**EXERCISE AIM:** Which lines in the records below contain the word "vobis"? Copy each one out.

**RECORDS FOR PROCESSING:**
-- start --

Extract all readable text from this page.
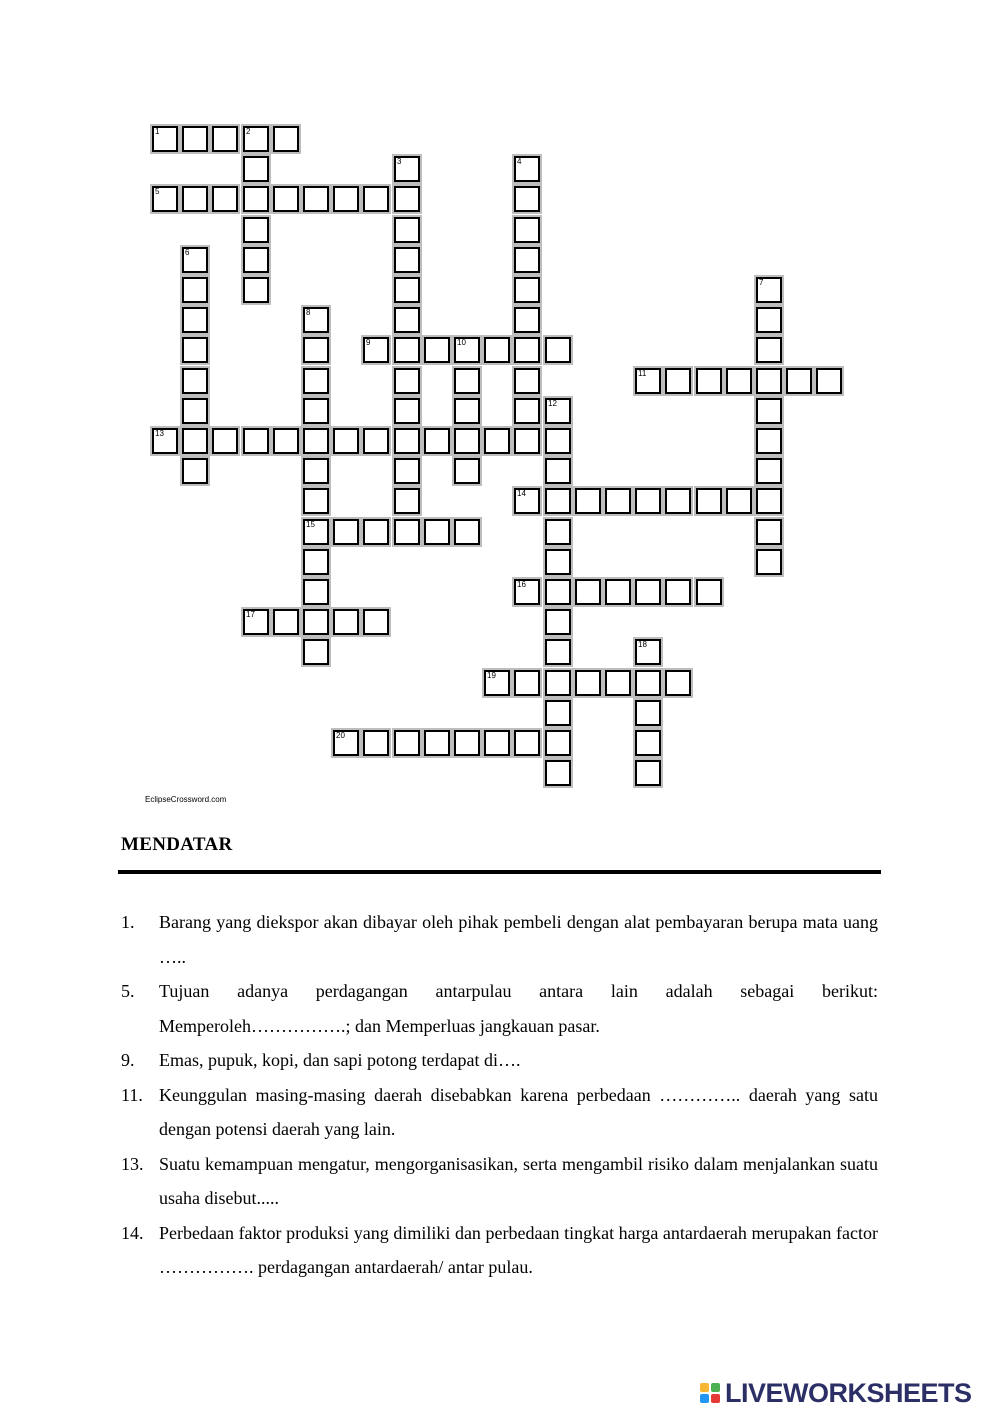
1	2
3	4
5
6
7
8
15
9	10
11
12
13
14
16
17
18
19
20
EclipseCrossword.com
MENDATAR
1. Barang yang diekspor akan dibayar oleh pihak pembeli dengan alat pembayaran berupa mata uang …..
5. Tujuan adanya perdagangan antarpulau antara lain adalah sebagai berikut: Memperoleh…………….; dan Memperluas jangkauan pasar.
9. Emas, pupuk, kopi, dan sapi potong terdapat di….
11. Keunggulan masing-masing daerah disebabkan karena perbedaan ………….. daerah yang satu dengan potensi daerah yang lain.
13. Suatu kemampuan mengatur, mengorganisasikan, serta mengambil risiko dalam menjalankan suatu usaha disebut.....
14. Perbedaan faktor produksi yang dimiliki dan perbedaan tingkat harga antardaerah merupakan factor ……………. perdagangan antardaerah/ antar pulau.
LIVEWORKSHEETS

-- end --
-- start --

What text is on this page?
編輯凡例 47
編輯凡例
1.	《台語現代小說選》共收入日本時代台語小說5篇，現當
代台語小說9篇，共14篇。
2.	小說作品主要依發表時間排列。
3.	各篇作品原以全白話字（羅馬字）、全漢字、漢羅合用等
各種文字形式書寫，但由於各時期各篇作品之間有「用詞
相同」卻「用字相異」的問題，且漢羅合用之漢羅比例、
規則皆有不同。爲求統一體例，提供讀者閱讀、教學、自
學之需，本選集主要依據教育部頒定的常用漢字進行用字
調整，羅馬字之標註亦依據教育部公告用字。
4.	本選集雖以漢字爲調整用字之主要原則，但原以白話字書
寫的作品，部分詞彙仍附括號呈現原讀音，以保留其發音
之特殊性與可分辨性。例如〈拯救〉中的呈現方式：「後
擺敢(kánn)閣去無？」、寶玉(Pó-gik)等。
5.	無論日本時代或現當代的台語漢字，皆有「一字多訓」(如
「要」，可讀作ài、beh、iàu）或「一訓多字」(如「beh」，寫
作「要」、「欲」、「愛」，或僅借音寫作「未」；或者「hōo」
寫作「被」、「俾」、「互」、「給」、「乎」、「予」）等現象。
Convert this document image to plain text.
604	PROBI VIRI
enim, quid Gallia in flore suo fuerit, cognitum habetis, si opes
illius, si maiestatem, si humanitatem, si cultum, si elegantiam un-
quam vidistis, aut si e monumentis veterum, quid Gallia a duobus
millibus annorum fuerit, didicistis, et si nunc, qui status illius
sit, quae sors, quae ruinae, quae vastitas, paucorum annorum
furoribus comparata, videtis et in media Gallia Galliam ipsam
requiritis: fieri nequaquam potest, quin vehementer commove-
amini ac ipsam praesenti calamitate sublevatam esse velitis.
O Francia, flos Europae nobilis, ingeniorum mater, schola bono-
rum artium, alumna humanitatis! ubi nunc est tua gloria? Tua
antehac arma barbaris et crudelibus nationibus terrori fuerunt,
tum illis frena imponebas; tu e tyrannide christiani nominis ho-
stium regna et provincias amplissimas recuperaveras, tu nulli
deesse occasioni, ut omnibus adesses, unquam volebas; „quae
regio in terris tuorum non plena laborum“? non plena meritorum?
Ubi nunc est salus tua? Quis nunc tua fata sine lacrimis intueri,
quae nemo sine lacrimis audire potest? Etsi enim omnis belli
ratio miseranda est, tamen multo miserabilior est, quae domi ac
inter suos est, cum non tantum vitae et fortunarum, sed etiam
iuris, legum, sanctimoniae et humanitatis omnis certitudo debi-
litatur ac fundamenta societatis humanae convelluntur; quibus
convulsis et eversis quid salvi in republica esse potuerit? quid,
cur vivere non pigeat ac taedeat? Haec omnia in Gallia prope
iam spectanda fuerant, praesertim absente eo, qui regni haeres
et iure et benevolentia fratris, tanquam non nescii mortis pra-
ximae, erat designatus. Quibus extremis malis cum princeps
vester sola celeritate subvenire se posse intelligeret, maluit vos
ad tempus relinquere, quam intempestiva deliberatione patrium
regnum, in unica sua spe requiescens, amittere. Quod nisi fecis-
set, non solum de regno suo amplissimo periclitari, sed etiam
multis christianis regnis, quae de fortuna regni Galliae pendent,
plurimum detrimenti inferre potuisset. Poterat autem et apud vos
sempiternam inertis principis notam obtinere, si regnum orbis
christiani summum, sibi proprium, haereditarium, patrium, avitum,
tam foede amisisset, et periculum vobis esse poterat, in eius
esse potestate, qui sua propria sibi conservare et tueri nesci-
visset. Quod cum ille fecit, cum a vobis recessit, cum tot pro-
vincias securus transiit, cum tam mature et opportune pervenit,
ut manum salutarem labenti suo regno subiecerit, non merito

-- end --

**FINAL RESULT:**
tam foede amisisset, et periculum vobis esse poterat, in eius
visset. Quod cum ille fecit, cum a vobis recessit, cum tot pro-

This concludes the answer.